Entries supplied:
──────────────────────────────

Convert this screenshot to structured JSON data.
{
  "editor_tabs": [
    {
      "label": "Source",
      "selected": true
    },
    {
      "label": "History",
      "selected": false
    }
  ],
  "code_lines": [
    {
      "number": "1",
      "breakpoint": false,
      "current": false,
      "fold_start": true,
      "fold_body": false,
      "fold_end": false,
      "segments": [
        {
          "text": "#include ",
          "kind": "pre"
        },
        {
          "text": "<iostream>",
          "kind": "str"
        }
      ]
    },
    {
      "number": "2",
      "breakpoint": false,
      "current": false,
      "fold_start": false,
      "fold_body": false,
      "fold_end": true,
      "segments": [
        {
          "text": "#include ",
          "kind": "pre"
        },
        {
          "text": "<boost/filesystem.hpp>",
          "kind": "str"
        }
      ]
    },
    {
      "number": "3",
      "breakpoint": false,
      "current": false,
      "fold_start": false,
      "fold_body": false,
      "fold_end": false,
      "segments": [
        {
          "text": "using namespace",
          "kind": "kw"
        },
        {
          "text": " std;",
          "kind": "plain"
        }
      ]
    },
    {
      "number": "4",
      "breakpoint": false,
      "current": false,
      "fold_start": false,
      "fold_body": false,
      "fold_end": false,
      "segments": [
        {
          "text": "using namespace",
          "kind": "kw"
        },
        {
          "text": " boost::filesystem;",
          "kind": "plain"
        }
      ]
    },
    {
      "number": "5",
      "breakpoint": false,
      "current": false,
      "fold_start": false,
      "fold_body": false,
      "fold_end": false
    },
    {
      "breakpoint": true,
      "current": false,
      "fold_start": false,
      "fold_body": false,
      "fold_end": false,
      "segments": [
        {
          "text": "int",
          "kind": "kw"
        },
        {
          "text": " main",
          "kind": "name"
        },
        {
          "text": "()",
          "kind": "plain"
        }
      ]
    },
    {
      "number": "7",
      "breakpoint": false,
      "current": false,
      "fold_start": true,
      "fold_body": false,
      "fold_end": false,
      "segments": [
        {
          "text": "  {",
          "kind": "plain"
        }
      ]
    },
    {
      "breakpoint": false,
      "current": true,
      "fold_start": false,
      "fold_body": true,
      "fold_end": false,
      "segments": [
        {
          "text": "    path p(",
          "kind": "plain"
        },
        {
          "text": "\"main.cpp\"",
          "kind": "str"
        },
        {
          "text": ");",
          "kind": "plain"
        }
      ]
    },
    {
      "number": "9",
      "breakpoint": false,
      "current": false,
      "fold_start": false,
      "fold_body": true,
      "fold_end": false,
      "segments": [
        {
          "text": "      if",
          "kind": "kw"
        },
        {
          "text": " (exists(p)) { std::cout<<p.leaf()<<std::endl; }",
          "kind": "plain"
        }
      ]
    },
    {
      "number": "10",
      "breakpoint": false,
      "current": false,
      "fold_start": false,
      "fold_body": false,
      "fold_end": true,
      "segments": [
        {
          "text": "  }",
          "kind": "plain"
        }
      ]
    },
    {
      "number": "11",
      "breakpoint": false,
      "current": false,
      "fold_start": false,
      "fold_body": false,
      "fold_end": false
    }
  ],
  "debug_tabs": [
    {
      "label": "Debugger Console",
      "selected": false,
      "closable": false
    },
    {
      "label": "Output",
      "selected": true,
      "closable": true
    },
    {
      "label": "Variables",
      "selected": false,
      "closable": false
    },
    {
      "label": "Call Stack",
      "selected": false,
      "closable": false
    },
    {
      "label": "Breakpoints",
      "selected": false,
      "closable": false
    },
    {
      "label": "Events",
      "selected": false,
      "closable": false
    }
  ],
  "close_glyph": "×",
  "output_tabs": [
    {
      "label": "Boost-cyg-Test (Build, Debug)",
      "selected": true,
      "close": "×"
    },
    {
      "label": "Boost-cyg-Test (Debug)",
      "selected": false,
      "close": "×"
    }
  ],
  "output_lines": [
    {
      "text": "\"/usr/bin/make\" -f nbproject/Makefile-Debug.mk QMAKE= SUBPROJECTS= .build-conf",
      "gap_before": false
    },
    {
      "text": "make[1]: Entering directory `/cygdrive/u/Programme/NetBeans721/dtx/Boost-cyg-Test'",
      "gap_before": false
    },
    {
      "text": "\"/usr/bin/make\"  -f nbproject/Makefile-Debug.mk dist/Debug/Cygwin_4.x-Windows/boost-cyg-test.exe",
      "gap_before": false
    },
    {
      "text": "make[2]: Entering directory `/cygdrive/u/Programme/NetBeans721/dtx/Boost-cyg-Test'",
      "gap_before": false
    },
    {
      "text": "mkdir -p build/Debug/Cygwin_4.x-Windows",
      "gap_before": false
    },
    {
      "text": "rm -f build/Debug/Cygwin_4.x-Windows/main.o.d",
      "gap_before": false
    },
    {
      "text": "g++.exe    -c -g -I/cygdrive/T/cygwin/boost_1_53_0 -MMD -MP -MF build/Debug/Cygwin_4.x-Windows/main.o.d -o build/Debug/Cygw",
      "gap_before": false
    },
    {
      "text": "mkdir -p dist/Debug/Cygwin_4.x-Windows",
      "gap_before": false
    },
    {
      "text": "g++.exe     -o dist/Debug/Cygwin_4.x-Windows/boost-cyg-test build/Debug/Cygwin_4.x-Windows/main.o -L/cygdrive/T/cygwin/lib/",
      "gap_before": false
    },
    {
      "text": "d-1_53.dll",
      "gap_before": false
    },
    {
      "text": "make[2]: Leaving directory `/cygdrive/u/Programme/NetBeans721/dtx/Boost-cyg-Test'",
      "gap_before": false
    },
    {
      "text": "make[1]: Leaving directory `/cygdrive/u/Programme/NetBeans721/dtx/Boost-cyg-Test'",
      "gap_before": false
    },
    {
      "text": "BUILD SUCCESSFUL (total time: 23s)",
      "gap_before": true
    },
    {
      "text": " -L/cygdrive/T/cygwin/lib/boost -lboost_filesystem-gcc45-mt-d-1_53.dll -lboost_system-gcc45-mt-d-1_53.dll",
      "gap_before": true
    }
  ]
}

──────────────────────────────

Short problem:
Copy out the lines that hold "nbproject".

Written response:
      "text": "\"/usr/bin/make\" -f nbproject/Makefile-Debug.mk QMAKE= SUBPROJECTS= .build-conf",
      "text": "\"/usr/bin/make\"  -f nbproject/Makefile-Debug.mk dist/Debug/Cygwin_4.x-Windows/boost-cyg-test.exe",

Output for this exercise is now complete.